## start

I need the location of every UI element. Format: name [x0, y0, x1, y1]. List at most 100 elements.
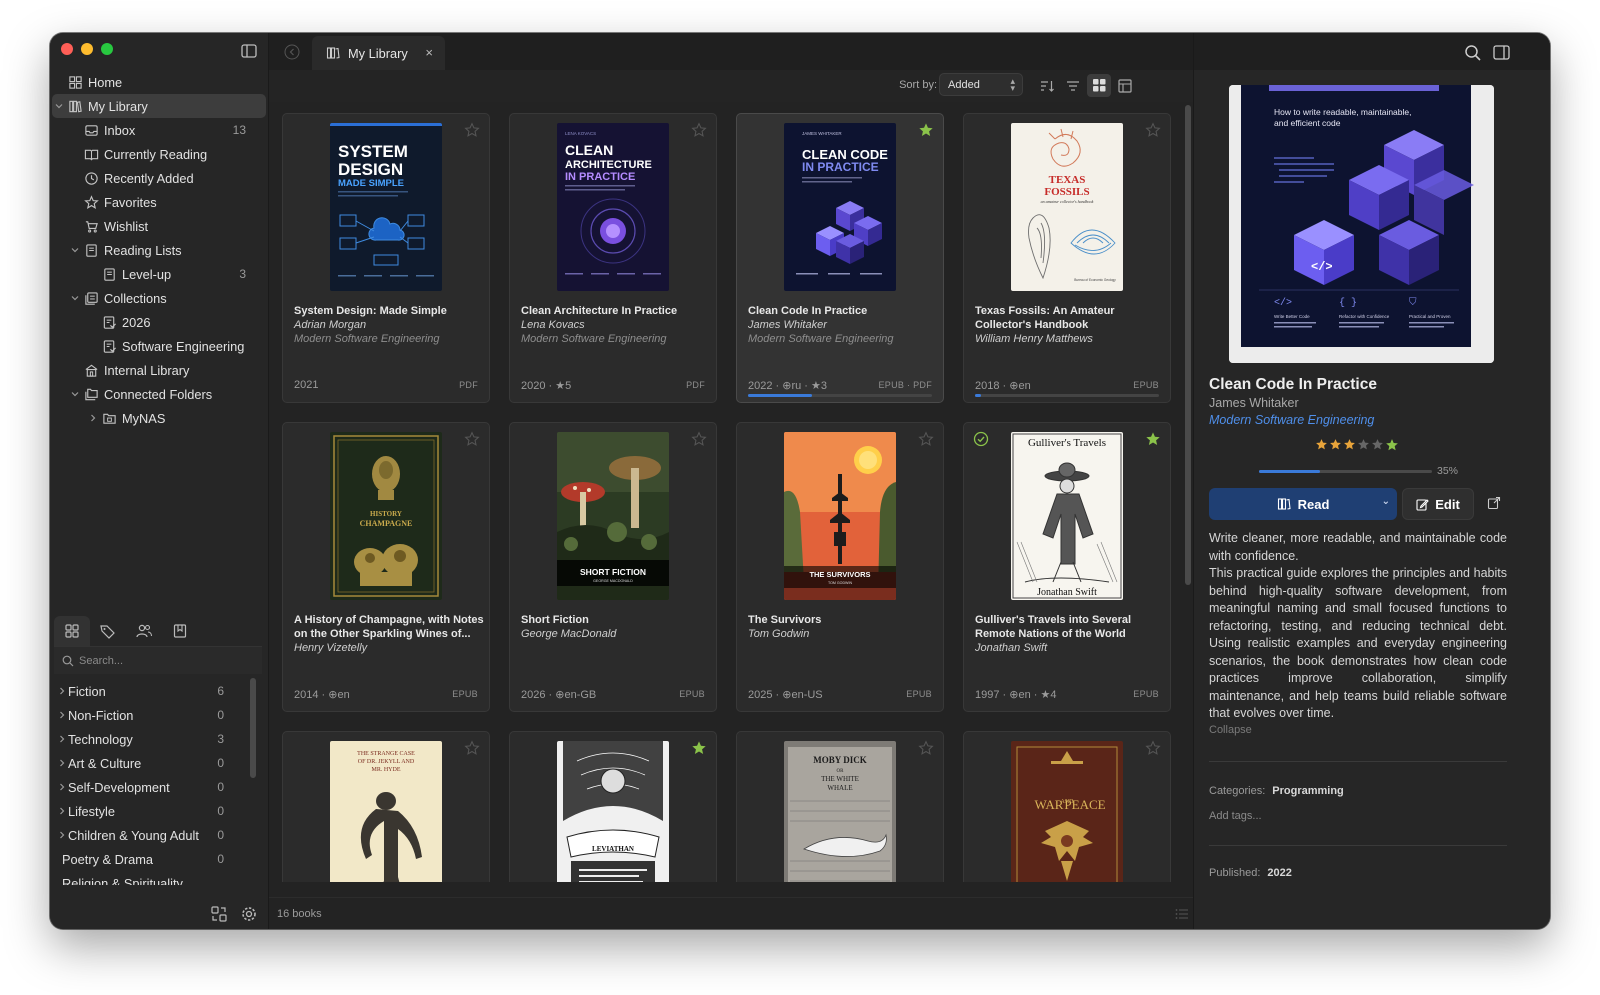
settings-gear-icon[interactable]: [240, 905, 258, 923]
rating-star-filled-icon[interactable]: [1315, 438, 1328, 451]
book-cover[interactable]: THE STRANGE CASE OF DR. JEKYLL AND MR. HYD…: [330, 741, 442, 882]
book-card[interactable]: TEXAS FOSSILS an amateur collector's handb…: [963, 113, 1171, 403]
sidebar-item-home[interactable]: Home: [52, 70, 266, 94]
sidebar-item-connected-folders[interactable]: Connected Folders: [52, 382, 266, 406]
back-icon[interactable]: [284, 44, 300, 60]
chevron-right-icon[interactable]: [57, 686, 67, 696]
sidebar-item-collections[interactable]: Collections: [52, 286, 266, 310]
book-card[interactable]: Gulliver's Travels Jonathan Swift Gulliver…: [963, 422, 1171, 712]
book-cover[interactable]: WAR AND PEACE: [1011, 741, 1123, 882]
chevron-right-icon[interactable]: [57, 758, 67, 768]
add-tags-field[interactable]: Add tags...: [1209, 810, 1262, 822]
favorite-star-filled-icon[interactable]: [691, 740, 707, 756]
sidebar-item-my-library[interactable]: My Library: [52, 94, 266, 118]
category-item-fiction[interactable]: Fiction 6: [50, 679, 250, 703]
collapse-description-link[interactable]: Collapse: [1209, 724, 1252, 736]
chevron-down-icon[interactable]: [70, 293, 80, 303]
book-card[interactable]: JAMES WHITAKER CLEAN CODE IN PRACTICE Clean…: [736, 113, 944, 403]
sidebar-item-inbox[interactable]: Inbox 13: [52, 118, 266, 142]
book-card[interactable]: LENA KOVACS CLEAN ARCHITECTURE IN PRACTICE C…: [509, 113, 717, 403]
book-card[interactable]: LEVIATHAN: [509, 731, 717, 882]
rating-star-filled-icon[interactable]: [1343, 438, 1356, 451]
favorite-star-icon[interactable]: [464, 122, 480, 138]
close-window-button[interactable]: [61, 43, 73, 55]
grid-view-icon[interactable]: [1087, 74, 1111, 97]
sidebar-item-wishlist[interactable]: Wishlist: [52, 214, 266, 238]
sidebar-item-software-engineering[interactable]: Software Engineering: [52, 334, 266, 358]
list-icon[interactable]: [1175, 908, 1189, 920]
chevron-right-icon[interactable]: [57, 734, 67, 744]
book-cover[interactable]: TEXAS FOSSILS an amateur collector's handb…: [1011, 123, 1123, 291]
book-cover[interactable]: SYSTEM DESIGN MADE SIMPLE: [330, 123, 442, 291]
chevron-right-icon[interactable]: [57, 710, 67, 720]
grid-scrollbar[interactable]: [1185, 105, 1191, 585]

## end

> **Work to do**:
Rewrite the material above as a JSON list of strings, one string per line, leaving out blank lines and the picture.

> **Solution to this exercise**:
[
  "I need the location of every UI element. Format: name [x0, y0, x1, y1]. List at most 100 elements.",
  "settings-gear-icon[interactable]: [240, 905, 258, 923]",
  "rating-star-filled-icon[interactable]: [1315, 438, 1328, 451]",
  "book-cover[interactable]: THE STRANGE CASE OF DR. JEKYLL AND MR. HYD…: [330, 741, 442, 882]",
  "book-card[interactable]: TEXAS FOSSILS an amateur collector's handb…: [963, 113, 1171, 403]",
  "sidebar-item-home[interactable]: Home: [52, 70, 266, 94]",
  "sidebar-item-connected-folders[interactable]: Connected Folders: [52, 382, 266, 406]",
  "back-icon[interactable]: [284, 44, 300, 60]",
  "chevron-right-icon[interactable]: [57, 686, 67, 696]",
  "sidebar-item-collections[interactable]: Collections: [52, 286, 266, 310]",
  "book-card[interactable]: Gulliver's Travels Jonathan Swift Gulliver…: [963, 422, 1171, 712]",
  "book-cover[interactable]: WAR AND PEACE: [1011, 741, 1123, 882]",
  "chevron-right-icon[interactable]: [57, 758, 67, 768]",
  "add-tags-field[interactable]: Add tags...: [1209, 810, 1262, 822]",
  "favorite-star-filled-icon[interactable]: [691, 740, 707, 756]",
  "sidebar-item-my-library[interactable]: My Library: [52, 94, 266, 118]",
  "category-item-fiction[interactable]: Fiction 6: [50, 679, 250, 703]",
  "collapse-description-link[interactable]: Collapse: [1209, 724, 1252, 736]",
  "chevron-down-icon[interactable]: [70, 293, 80, 303]",
  "book-card[interactable]: JAMES WHITAKER CLEAN CODE IN PRACTICE Clean…: [736, 113, 944, 403]",
  "sidebar-item-inbox[interactable]: Inbox 13: [52, 118, 266, 142]",
  "book-card[interactable]: LENA KOVACS CLEAN ARCHITECTURE IN PRACTICE C…: [509, 113, 717, 403]",
  "book-card[interactable]: LEVIATHAN: [509, 731, 717, 882]",
  "rating-star-filled-icon[interactable]: [1343, 438, 1356, 451]",
  "favorite-star-icon[interactable]: [464, 122, 480, 138]",
  "close-window-button[interactable]: [61, 43, 73, 55]",
  "grid-view-icon[interactable]: [1087, 74, 1111, 97]",
  "sidebar-item-wishlist[interactable]: Wishlist: [52, 214, 266, 238]",
  "sidebar-item-software-engineering[interactable]: Software Engineering: [52, 334, 266, 358]",
  "list-icon[interactable]: [1175, 908, 1189, 920]",
  "chevron-right-icon[interactable]: [57, 734, 67, 744]",
  "book-cover[interactable]: TEXAS FOSSILS an amateur collector's handb…: [1011, 123, 1123, 291]",
  "book-cover[interactable]: SYSTEM DESIGN MADE SIMPLE: [330, 123, 442, 291]",
  "chevron-right-icon[interactable]: [57, 710, 67, 720]",
  "grid-scrollbar[interactable]: [1185, 105, 1191, 585]"
]